*Set problem*
Tally up how many lines in the listing below contain the string "values", and give only the total.

Items from a data source
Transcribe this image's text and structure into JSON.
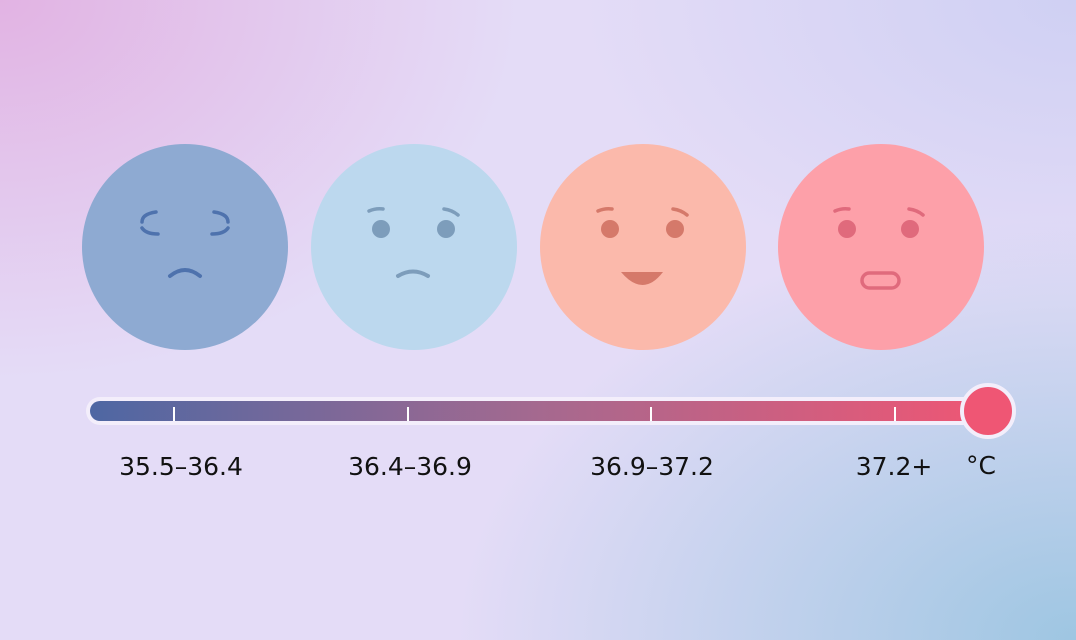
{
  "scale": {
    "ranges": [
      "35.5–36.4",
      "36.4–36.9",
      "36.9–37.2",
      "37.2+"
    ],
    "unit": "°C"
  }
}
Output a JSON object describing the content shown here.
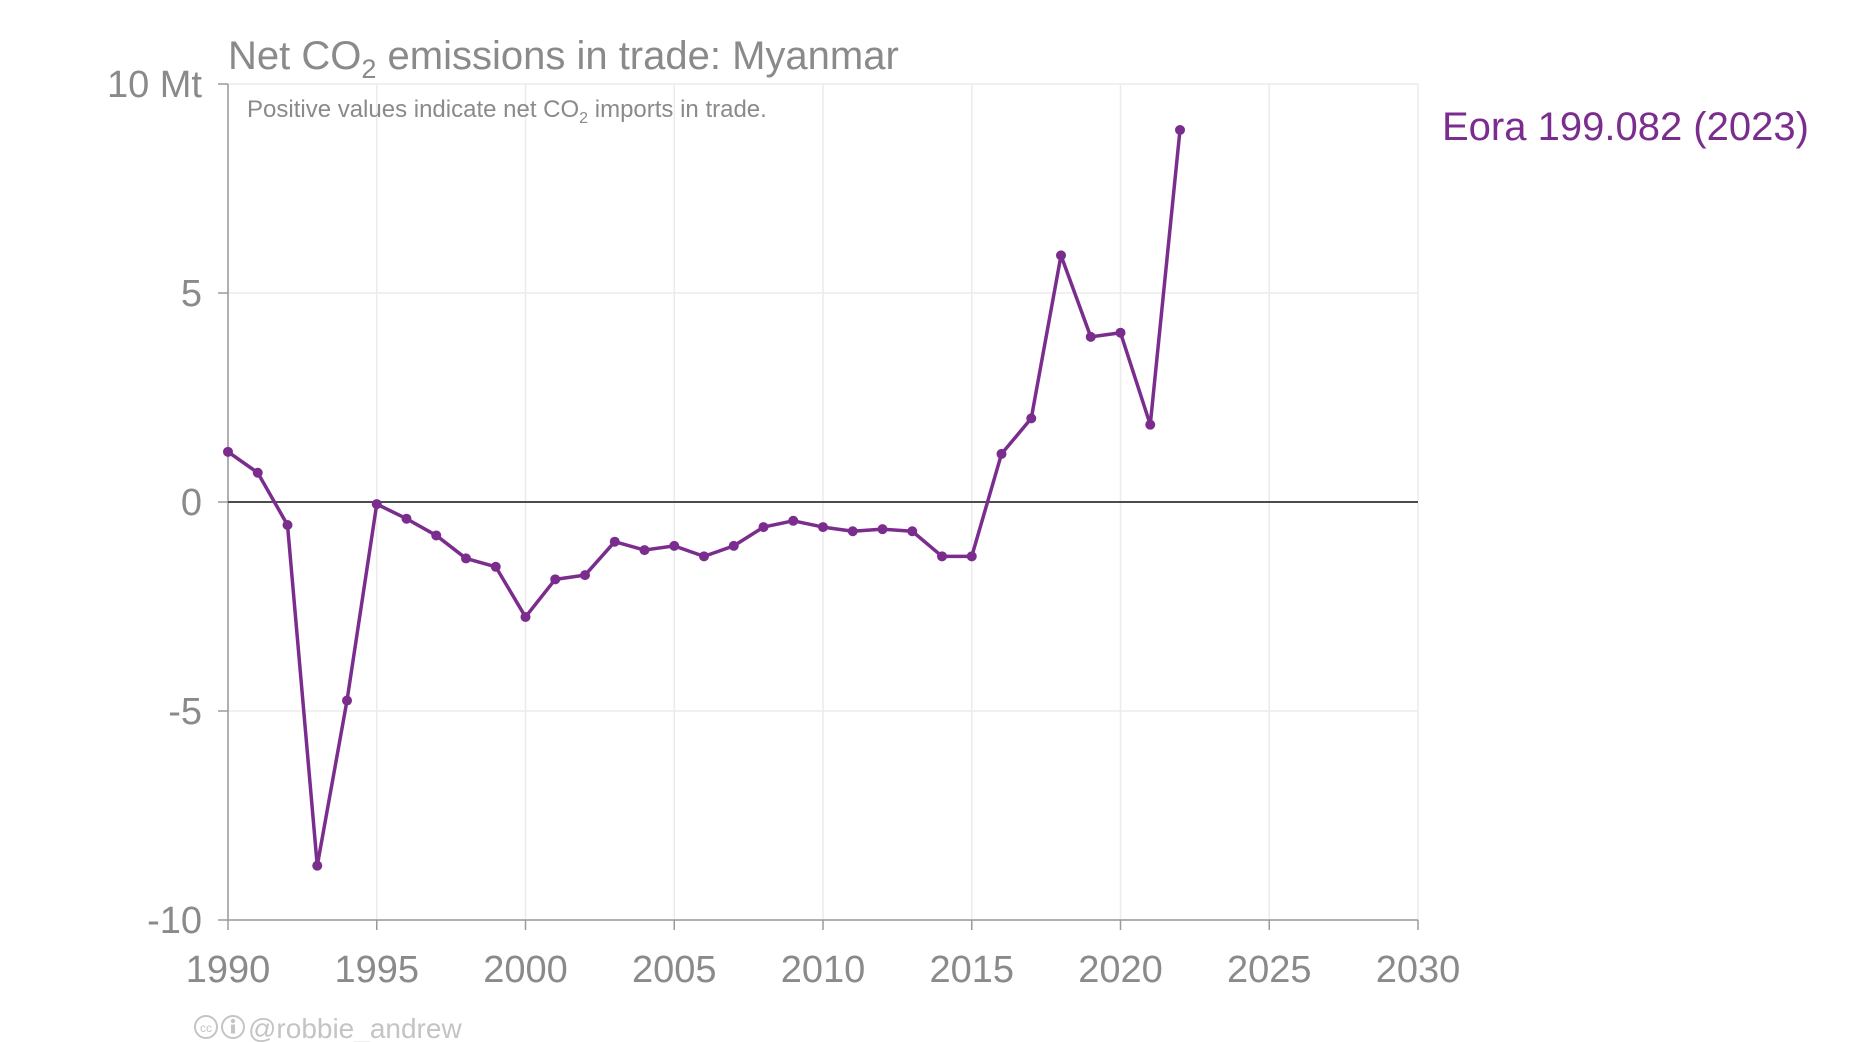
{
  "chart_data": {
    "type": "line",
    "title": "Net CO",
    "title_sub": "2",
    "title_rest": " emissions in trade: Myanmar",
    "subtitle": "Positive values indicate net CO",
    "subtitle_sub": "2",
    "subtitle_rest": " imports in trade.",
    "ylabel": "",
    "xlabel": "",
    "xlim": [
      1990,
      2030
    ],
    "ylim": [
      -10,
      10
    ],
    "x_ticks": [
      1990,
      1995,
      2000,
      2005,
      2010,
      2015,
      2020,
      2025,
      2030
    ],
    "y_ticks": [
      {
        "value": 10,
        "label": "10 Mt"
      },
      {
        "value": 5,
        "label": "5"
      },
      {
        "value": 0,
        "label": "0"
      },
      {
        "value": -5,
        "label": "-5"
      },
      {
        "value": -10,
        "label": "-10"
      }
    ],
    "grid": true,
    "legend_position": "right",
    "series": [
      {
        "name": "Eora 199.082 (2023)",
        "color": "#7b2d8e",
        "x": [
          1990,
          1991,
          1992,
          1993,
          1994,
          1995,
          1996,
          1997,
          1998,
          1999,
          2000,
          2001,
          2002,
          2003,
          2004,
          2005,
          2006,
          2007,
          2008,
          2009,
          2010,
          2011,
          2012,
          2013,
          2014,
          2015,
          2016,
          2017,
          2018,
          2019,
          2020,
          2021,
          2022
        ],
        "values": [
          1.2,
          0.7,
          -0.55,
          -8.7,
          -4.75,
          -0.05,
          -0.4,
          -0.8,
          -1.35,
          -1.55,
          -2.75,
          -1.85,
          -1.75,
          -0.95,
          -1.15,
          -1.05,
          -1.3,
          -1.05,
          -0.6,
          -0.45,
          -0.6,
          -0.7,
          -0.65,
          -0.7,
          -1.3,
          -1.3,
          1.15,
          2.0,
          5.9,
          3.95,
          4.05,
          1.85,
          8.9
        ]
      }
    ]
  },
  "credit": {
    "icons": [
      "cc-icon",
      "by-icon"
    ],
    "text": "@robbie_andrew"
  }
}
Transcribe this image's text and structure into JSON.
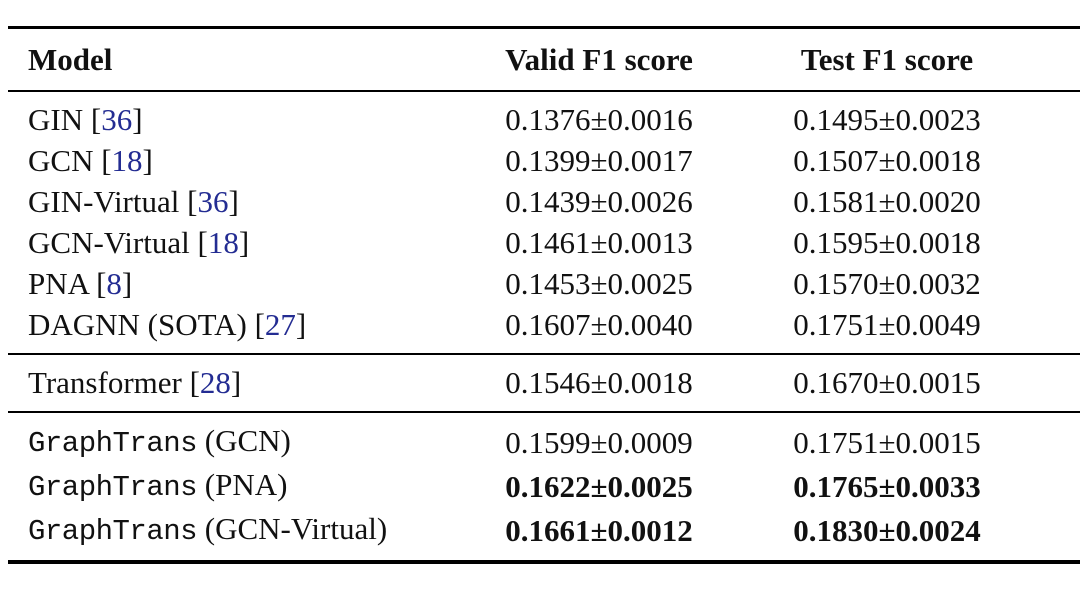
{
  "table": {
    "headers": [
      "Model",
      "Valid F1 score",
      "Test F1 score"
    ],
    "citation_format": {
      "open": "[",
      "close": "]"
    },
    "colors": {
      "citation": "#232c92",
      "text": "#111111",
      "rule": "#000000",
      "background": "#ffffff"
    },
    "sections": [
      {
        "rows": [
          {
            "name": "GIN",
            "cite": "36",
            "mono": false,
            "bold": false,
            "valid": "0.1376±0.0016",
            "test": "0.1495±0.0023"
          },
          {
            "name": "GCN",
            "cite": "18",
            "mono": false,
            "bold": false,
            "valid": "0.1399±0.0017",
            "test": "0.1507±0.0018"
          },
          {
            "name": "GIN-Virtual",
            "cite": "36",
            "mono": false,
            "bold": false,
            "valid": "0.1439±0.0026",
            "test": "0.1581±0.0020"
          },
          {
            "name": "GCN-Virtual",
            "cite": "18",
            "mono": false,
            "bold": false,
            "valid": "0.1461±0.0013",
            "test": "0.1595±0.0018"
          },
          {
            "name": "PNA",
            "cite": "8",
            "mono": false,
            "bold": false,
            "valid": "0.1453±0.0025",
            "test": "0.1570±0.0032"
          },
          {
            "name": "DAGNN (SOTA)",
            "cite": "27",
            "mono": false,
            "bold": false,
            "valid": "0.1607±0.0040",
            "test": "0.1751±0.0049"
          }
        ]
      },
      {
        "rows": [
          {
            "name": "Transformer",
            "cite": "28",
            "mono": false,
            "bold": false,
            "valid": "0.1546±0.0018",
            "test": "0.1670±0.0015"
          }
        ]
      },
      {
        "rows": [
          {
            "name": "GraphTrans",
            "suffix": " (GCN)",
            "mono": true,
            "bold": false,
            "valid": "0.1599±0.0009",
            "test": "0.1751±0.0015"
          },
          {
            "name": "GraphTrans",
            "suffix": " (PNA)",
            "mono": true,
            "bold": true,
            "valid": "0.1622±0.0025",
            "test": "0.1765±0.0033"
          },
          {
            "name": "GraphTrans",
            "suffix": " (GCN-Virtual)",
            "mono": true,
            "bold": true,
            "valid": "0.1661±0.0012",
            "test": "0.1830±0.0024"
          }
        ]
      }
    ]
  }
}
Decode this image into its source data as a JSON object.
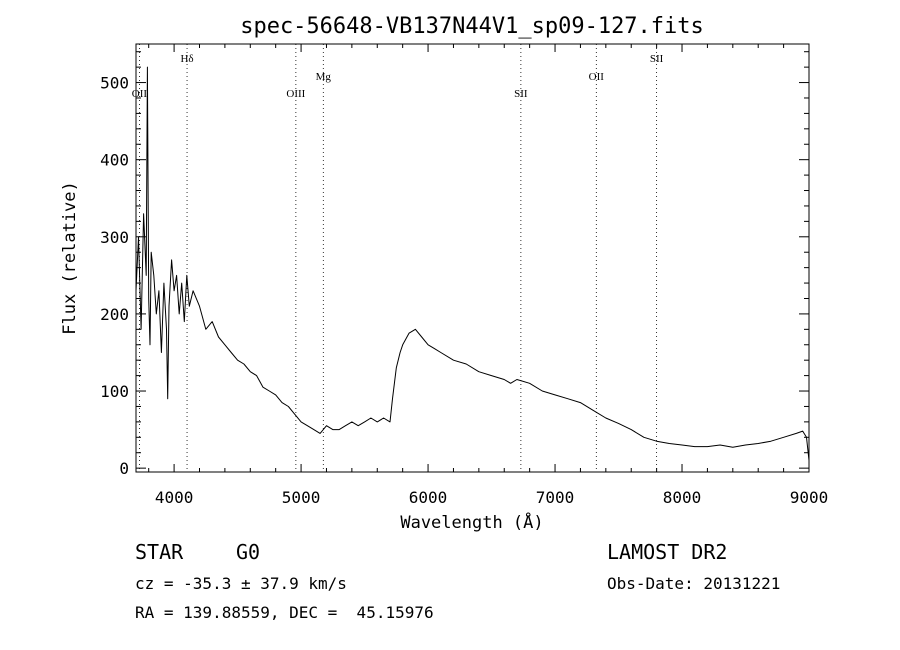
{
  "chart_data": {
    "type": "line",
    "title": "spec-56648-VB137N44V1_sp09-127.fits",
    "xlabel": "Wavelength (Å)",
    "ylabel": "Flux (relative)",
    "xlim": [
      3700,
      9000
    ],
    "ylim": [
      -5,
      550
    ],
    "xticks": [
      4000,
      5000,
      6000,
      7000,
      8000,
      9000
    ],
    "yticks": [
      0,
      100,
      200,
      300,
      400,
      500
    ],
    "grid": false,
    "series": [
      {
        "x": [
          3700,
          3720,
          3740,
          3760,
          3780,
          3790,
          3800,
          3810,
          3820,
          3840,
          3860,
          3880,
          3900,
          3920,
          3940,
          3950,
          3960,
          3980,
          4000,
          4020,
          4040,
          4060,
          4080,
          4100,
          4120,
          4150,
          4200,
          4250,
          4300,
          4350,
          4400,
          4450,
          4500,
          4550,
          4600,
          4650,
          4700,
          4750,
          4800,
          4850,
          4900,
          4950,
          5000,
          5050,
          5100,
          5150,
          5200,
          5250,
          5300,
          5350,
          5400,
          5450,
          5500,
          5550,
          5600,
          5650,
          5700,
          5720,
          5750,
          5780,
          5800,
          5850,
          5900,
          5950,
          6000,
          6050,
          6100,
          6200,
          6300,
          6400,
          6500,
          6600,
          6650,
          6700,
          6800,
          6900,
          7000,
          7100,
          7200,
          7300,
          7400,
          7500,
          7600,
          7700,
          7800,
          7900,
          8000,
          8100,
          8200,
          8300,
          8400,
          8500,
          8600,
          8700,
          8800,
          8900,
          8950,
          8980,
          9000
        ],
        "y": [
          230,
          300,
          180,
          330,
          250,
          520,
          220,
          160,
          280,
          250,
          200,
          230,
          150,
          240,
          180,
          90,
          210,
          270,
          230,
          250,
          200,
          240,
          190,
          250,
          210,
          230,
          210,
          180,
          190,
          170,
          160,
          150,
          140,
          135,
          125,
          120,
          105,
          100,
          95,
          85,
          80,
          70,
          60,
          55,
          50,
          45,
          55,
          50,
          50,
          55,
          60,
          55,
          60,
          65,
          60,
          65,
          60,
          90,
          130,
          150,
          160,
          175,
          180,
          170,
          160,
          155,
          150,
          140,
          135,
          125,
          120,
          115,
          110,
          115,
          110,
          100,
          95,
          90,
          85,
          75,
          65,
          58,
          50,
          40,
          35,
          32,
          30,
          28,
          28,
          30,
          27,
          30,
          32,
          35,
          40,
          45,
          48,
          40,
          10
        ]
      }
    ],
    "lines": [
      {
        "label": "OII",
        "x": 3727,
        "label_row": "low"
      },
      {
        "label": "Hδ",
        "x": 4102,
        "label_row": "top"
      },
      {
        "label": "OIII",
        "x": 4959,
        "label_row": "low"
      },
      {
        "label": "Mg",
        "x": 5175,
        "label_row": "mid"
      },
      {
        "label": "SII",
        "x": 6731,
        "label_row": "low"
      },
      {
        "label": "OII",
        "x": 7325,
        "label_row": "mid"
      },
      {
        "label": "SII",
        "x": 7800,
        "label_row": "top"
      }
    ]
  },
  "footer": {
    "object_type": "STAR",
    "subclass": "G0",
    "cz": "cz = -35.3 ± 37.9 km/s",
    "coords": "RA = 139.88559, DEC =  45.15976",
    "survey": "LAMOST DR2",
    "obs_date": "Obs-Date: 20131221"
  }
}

*Exercise answer*
2